[START OF ITEMS]

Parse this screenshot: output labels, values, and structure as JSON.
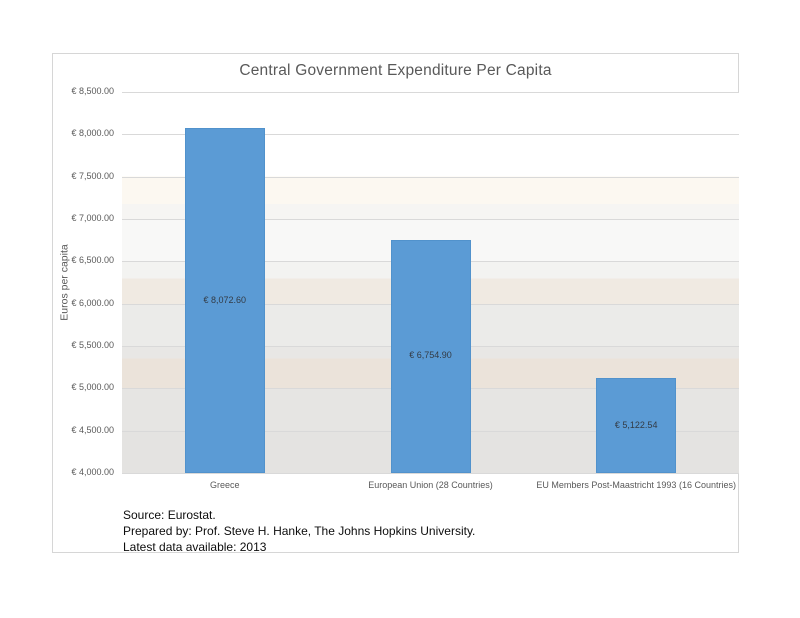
{
  "chart_data": {
    "type": "bar",
    "title": "Central Government Expenditure Per Capita",
    "ylabel": "Euros per capita",
    "xlabel": "",
    "categories": [
      "Greece",
      "European Union (28 Countries)",
      "EU Members Post-Maastricht 1993 (16 Countries)"
    ],
    "values": [
      8072.6,
      6754.9,
      5122.54
    ],
    "value_labels": [
      "€ 8,072.60",
      "€ 6,754.90",
      "€ 5,122.54"
    ],
    "ylim": [
      4000,
      8500
    ],
    "yticks": [
      8500,
      8000,
      7500,
      7000,
      6500,
      6000,
      5500,
      5000,
      4500,
      4000
    ],
    "ytick_labels": [
      "€ 8,500.00",
      "€ 8,000.00",
      "€ 7,500.00",
      "€ 7,000.00",
      "€ 6,500.00",
      "€ 6,000.00",
      "€ 5,500.00",
      "€ 5,000.00",
      "€ 4,500.00",
      "€ 4,000.00"
    ],
    "bar_color": "#5b9bd5",
    "grid": true,
    "legend_position": "none"
  },
  "footer": {
    "lines": [
      "Source: Eurostat.",
      "Prepared by: Prof. Steve H. Hanke, The Johns Hopkins University.",
      "Latest data available: 2013"
    ]
  }
}
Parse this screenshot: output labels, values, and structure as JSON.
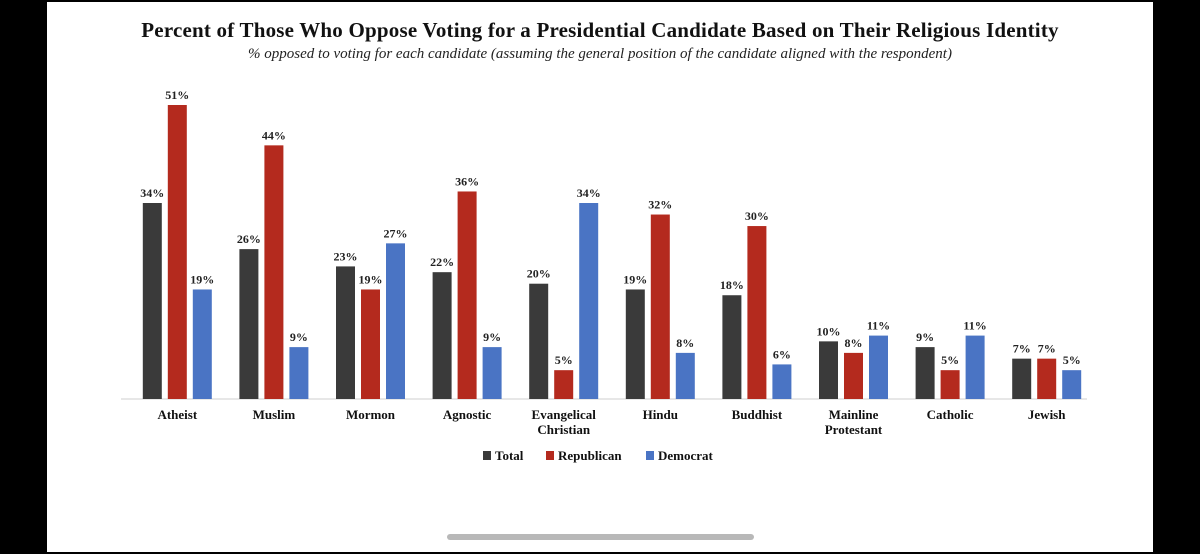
{
  "chart_data": {
    "type": "bar",
    "title": "Percent of Those Who Oppose Voting for a Presidential Candidate Based on Their Religious Identity",
    "subtitle": "% opposed to voting for each candidate (assuming the general position of the candidate aligned with the respondent)",
    "xlabel": "",
    "ylabel": "",
    "ylim": [
      0,
      55
    ],
    "grid": false,
    "legend_position": "bottom",
    "value_suffix": "%",
    "categories": [
      [
        "Atheist"
      ],
      [
        "Muslim"
      ],
      [
        "Mormon"
      ],
      [
        "Agnostic"
      ],
      [
        "Evangelical",
        "Christian"
      ],
      [
        "Hindu"
      ],
      [
        "Buddhist"
      ],
      [
        "Mainline",
        "Protestant"
      ],
      [
        "Catholic"
      ],
      [
        "Jewish"
      ]
    ],
    "series": [
      {
        "name": "Total",
        "color": "#3a3a3a",
        "values": [
          34,
          26,
          23,
          22,
          20,
          19,
          18,
          10,
          9,
          7
        ]
      },
      {
        "name": "Republican",
        "color": "#b42a1e",
        "values": [
          51,
          44,
          19,
          36,
          5,
          32,
          30,
          8,
          5,
          7
        ]
      },
      {
        "name": "Democrat",
        "color": "#4a74c4",
        "values": [
          19,
          9,
          27,
          9,
          34,
          8,
          6,
          11,
          11,
          5
        ]
      }
    ]
  }
}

[END OF ITEMS]

- [TASK DESCRIPTION]: Output the data above without changes, apart from leaving out the pictures.

- [OUTPUT OF THE TASK]:
Parse this screenshot: output labels, values, and structure as JSON.
{
  "chart_data": {
    "type": "bar",
    "title": "Central Government Expenditure Per Capita",
    "ylabel": "Euros per capita",
    "xlabel": "",
    "categories": [
      "Greece",
      "European Union (28 Countries)",
      "EU Members Post-Maastricht 1993 (16 Countries)"
    ],
    "values": [
      8072.6,
      6754.9,
      5122.54
    ],
    "value_labels": [
      "€ 8,072.60",
      "€ 6,754.90",
      "€ 5,122.54"
    ],
    "ylim": [
      4000,
      8500
    ],
    "yticks": [
      8500,
      8000,
      7500,
      7000,
      6500,
      6000,
      5500,
      5000,
      4500,
      4000
    ],
    "ytick_labels": [
      "€ 8,500.00",
      "€ 8,000.00",
      "€ 7,500.00",
      "€ 7,000.00",
      "€ 6,500.00",
      "€ 6,000.00",
      "€ 5,500.00",
      "€ 5,000.00",
      "€ 4,500.00",
      "€ 4,000.00"
    ],
    "bar_color": "#5b9bd5",
    "grid": true,
    "legend_position": "none"
  },
  "footer": {
    "lines": [
      "Source: Eurostat.",
      "Prepared by: Prof. Steve H. Hanke, The Johns Hopkins University.",
      "Latest data available: 2013"
    ]
  }
}
Parse this screenshot: output labels, values, and structure as JSON.
{
  "chart_data": {
    "type": "bar",
    "title": "Percent of Those Who Oppose Voting for a Presidential Candidate Based on Their Religious Identity",
    "subtitle": "% opposed to voting for each candidate (assuming the general position of the candidate aligned with the respondent)",
    "xlabel": "",
    "ylabel": "",
    "ylim": [
      0,
      55
    ],
    "grid": false,
    "legend_position": "bottom",
    "value_suffix": "%",
    "categories": [
      [
        "Atheist"
      ],
      [
        "Muslim"
      ],
      [
        "Mormon"
      ],
      [
        "Agnostic"
      ],
      [
        "Evangelical",
        "Christian"
      ],
      [
        "Hindu"
      ],
      [
        "Buddhist"
      ],
      [
        "Mainline",
        "Protestant"
      ],
      [
        "Catholic"
      ],
      [
        "Jewish"
      ]
    ],
    "series": [
      {
        "name": "Total",
        "color": "#3a3a3a",
        "values": [
          34,
          26,
          23,
          22,
          20,
          19,
          18,
          10,
          9,
          7
        ]
      },
      {
        "name": "Republican",
        "color": "#b42a1e",
        "values": [
          51,
          44,
          19,
          36,
          5,
          32,
          30,
          8,
          5,
          7
        ]
      },
      {
        "name": "Democrat",
        "color": "#4a74c4",
        "values": [
          19,
          9,
          27,
          9,
          34,
          8,
          6,
          11,
          11,
          5
        ]
      }
    ]
  }
}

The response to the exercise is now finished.